» **Short problem**:
Take the data that follows and retype it word for word.

(Saved entries)
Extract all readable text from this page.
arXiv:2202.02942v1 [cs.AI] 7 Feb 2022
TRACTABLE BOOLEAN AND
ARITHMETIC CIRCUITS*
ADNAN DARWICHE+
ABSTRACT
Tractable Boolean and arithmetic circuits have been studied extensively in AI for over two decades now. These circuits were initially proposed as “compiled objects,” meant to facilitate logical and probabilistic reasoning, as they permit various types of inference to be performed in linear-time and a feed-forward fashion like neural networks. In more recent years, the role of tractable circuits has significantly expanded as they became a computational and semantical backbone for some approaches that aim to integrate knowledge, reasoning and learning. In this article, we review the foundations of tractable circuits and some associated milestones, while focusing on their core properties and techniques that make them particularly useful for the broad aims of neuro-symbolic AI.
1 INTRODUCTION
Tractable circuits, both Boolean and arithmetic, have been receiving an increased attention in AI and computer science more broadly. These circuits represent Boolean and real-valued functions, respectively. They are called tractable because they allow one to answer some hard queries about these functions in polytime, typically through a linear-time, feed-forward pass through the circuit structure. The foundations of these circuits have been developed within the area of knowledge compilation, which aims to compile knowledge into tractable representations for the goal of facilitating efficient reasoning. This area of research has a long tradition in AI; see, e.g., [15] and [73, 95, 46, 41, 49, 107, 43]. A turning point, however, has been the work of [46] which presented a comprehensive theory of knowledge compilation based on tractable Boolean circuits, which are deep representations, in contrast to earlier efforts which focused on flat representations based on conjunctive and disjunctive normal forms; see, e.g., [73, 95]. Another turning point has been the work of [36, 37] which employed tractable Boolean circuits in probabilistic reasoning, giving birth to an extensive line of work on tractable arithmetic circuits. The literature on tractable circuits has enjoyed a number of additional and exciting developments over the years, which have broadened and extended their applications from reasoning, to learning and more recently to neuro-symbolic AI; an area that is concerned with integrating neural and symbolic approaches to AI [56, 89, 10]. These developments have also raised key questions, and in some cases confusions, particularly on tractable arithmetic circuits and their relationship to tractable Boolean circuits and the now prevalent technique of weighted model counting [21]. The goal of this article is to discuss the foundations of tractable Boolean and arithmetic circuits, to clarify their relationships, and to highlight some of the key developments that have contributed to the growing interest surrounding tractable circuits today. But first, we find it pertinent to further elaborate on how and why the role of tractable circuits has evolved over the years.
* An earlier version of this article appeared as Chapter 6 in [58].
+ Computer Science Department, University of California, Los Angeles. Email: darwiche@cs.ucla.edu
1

» **Written response**:
Extract all readable text from this page.
arXiv:2202.02942v1 [cs.AI] 7 Feb 2022
TRACTABLE BOOLEAN AND
ARITHMETIC CIRCUITS*
ADNAN DARWICHE+
ABSTRACT
Tractable Boolean and arithmetic circuits have been studied extensively in AI for over two decades now. These circuits were initially proposed as “compiled objects,” meant to facilitate logical and probabilistic reasoning, as they permit various types of inference to be performed in linear-time and a feed-forward fashion like neural networks. In more recent years, the role of tractable circuits has significantly expanded as they became a computational and semantical backbone for some approaches that aim to integrate knowledge, reasoning and learning. In this article, we review the foundations of tractable circuits and some associated milestones, while focusing on their core properties and techniques that make them particularly useful for the broad aims of neuro-symbolic AI.
1 INTRODUCTION
Tractable circuits, both Boolean and arithmetic, have been receiving an increased attention in AI and computer science more broadly. These circuits represent Boolean and real-valued functions, respectively. They are called tractable because they allow one to answer some hard queries about these functions in polytime, typically through a linear-time, feed-forward pass through the circuit structure. The foundations of these circuits have been developed within the area of knowledge compilation, which aims to compile knowledge into tractable representations for the goal of facilitating efficient reasoning. This area of research has a long tradition in AI; see, e.g., [15] and [73, 95, 46, 41, 49, 107, 43]. A turning point, however, has been the work of [46] which presented a comprehensive theory of knowledge compilation based on tractable Boolean circuits, which are deep representations, in contrast to earlier efforts which focused on flat representations based on conjunctive and disjunctive normal forms; see, e.g., [73, 95]. Another turning point has been the work of [36, 37] which employed tractable Boolean circuits in probabilistic reasoning, giving birth to an extensive line of work on tractable arithmetic circuits. The literature on tractable circuits has enjoyed a number of additional and exciting developments over the years, which have broadened and extended their applications from reasoning, to learning and more recently to neuro-symbolic AI; an area that is concerned with integrating neural and symbolic approaches to AI [56, 89, 10]. These developments have also raised key questions, and in some cases confusions, particularly on tractable arithmetic circuits and their relationship to tractable Boolean circuits and the now prevalent technique of weighted model counting [21]. The goal of this article is to discuss the foundations of tractable Boolean and arithmetic circuits, to clarify their relationships, and to highlight some of the key developments that have contributed to the growing interest surrounding tractable circuits today. But first, we find it pertinent to further elaborate on how and why the role of tractable circuits has evolved over the years.
* An earlier version of this article appeared as Chapter 6 in [58].
+ Computer Science Department, University of California, Los Angeles. Email: darwiche@cs.ucla.edu
1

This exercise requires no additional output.